What you are asked to do | For this task, extract exactly the lines of the data below, from the line containing "Output a JSON" through the last one, with pictures left out.

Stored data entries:
--
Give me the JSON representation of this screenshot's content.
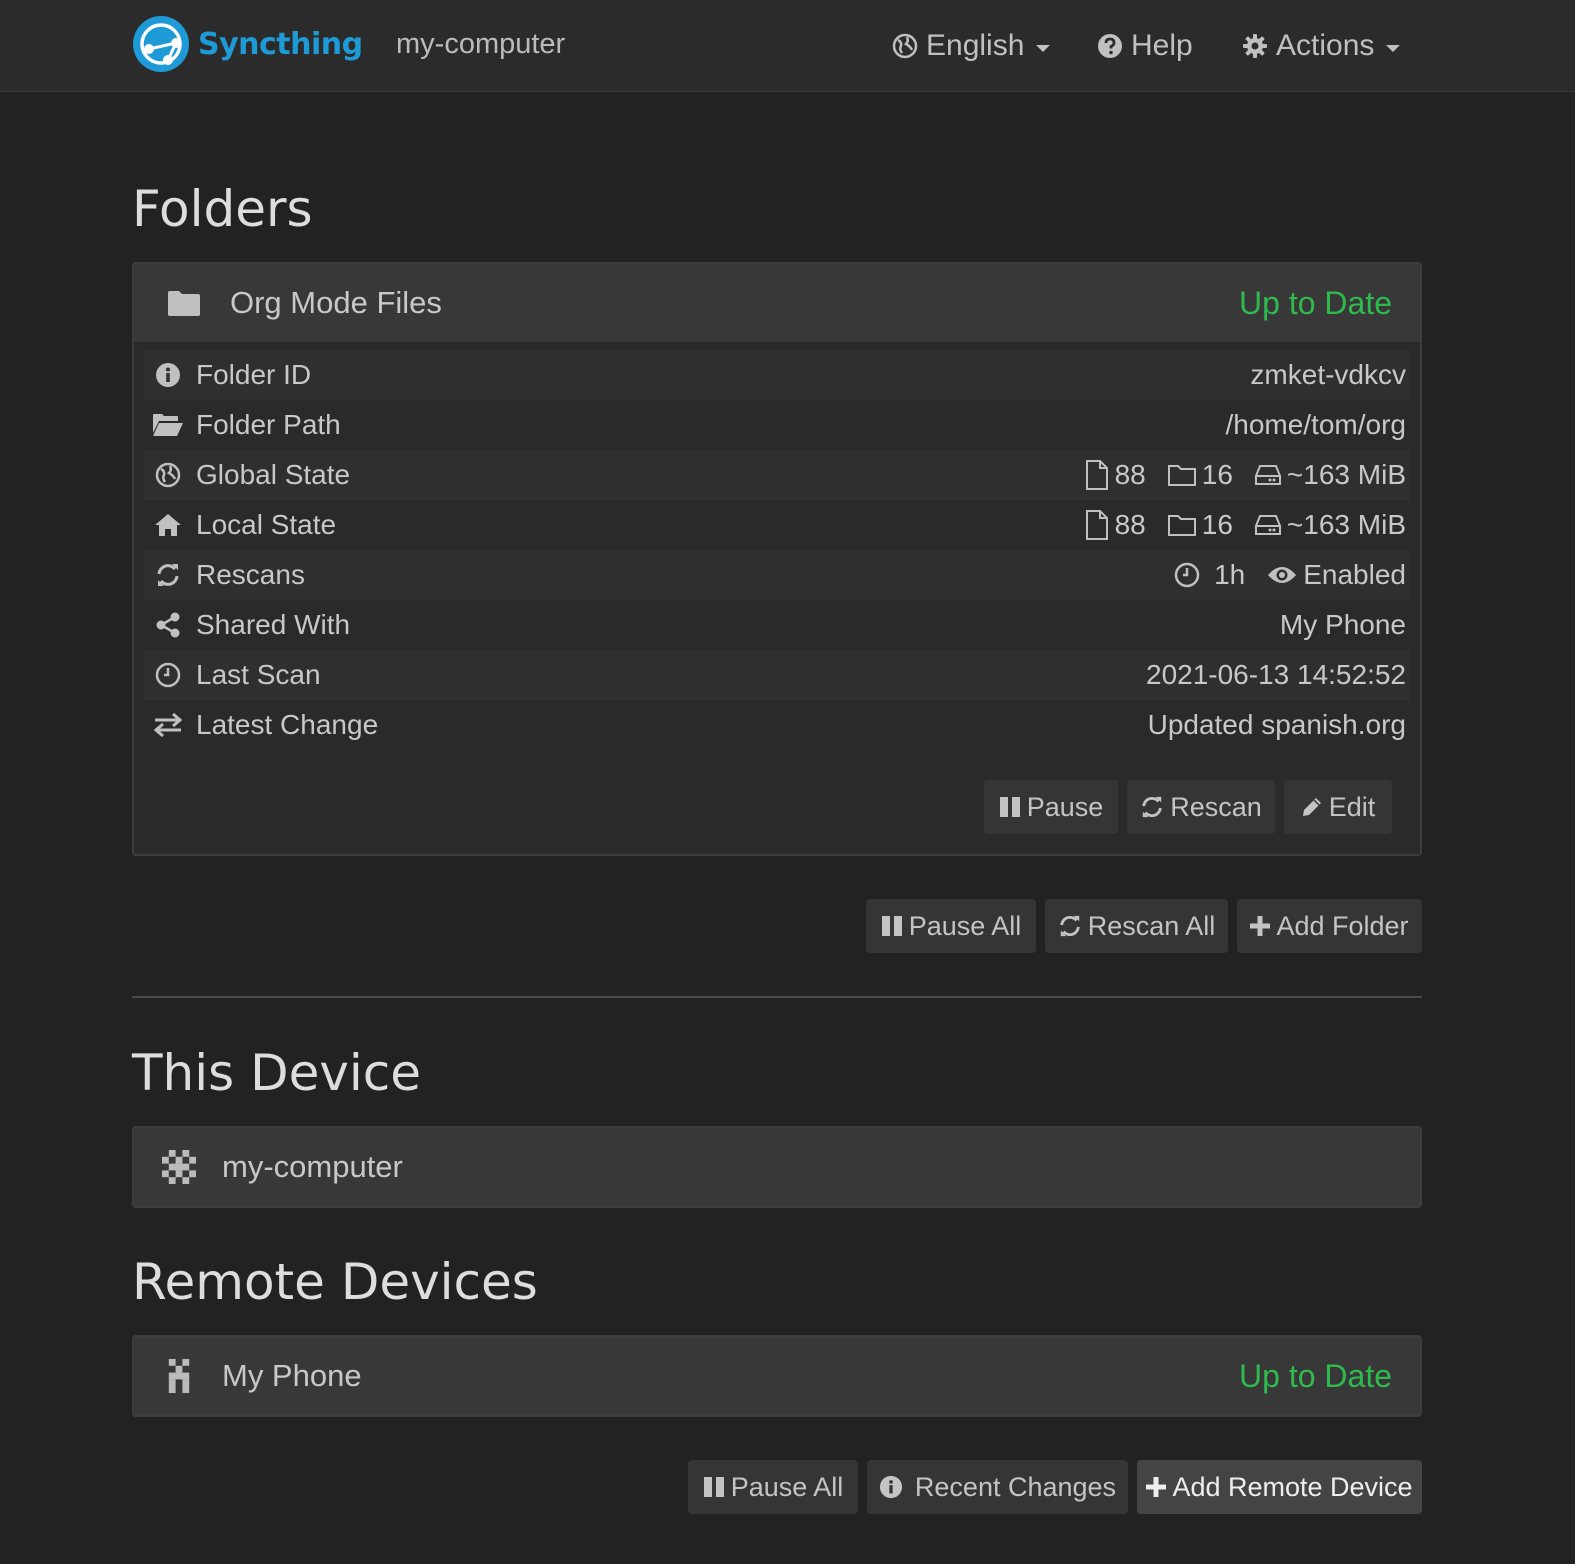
{
  "navbar": {
    "brand": "Syncthing",
    "device_name": "my-computer",
    "language": "English",
    "help": "Help",
    "actions": "Actions"
  },
  "folders": {
    "title": "Folders",
    "items": [
      {
        "name": "Org Mode Files",
        "status": "Up to Date",
        "rows": {
          "folder_id": {
            "label": "Folder ID",
            "value": "zmket-vdkcv"
          },
          "folder_path": {
            "label": "Folder Path",
            "value": "/home/tom/org"
          },
          "global_state": {
            "label": "Global State",
            "files": "88",
            "dirs": "16",
            "size": "~163 MiB"
          },
          "local_state": {
            "label": "Local State",
            "files": "88",
            "dirs": "16",
            "size": "~163 MiB"
          },
          "rescans": {
            "label": "Rescans",
            "interval": "1h",
            "watcher": "Enabled"
          },
          "shared_with": {
            "label": "Shared With",
            "value": "My Phone"
          },
          "last_scan": {
            "label": "Last Scan",
            "value": "2021-06-13 14:52:52"
          },
          "latest_change": {
            "label": "Latest Change",
            "value": "Updated spanish.org"
          }
        },
        "buttons": {
          "pause": "Pause",
          "rescan": "Rescan",
          "edit": "Edit"
        }
      }
    ],
    "buttons": {
      "pause_all": "Pause All",
      "rescan_all": "Rescan All",
      "add_folder": "Add Folder"
    }
  },
  "this_device": {
    "title": "This Device",
    "name": "my-computer"
  },
  "remote_devices": {
    "title": "Remote Devices",
    "items": [
      {
        "name": "My Phone",
        "status": "Up to Date"
      }
    ],
    "buttons": {
      "pause_all": "Pause All",
      "recent_changes": "Recent Changes",
      "add_remote_device": "Add Remote Device"
    }
  },
  "colors": {
    "brand": "#1e9ad6",
    "status_ok": "#2fba4e",
    "background": "#222222",
    "panel_heading": "#383838"
  }
}
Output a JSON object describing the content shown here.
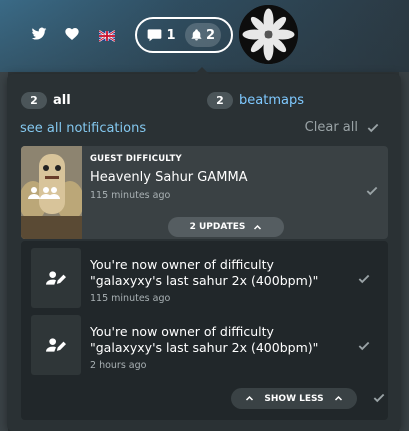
{
  "topbar": {
    "icons": [
      "twitter-icon",
      "heart-icon",
      "uk-flag-icon"
    ],
    "chat_count": "1",
    "notification_count": "2"
  },
  "filters": {
    "all_count": "2",
    "all_label": "all",
    "beatmaps_count": "2",
    "beatmaps_label": "beatmaps"
  },
  "actions": {
    "see_all": "see all notifications",
    "clear_all": "Clear all"
  },
  "group": {
    "type": "GUEST DIFFICULTY",
    "title": "Heavenly Sahur GAMMA",
    "time": "115 minutes ago",
    "updates_button": "2 UPDATES"
  },
  "items": [
    {
      "text_line1": "You're now owner of difficulty",
      "text_line2": "\"galaxyxy's last sahur 2x (400bpm)\"",
      "time": "115 minutes ago"
    },
    {
      "text_line1": "You're now owner of difficulty",
      "text_line2": "\"galaxyxy's last sahur 2x (400bpm)\"",
      "time": "2 hours ago"
    }
  ],
  "show_less": "SHOW LESS",
  "colors": {
    "accent_link": "#84c8ef",
    "panel_bg": "#2a3134",
    "card_bg": "#3a4144"
  }
}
--
Task output |
Output a JSON object describing the content shown here.
{
  "topbar": {
    "icons": [
      "twitter-icon",
      "heart-icon",
      "uk-flag-icon"
    ],
    "chat_count": "1",
    "notification_count": "2"
  },
  "filters": {
    "all_count": "2",
    "all_label": "all",
    "beatmaps_count": "2",
    "beatmaps_label": "beatmaps"
  },
  "actions": {
    "see_all": "see all notifications",
    "clear_all": "Clear all"
  },
  "group": {
    "type": "GUEST DIFFICULTY",
    "title": "Heavenly Sahur GAMMA",
    "time": "115 minutes ago",
    "updates_button": "2 UPDATES"
  },
  "items": [
    {
      "text_line1": "You're now owner of difficulty",
      "text_line2": "\"galaxyxy's last sahur 2x (400bpm)\"",
      "time": "115 minutes ago"
    },
    {
      "text_line1": "You're now owner of difficulty",
      "text_line2": "\"galaxyxy's last sahur 2x (400bpm)\"",
      "time": "2 hours ago"
    }
  ],
  "show_less": "SHOW LESS",
  "colors": {
    "accent_link": "#84c8ef",
    "panel_bg": "#2a3134",
    "card_bg": "#3a4144"
  }
}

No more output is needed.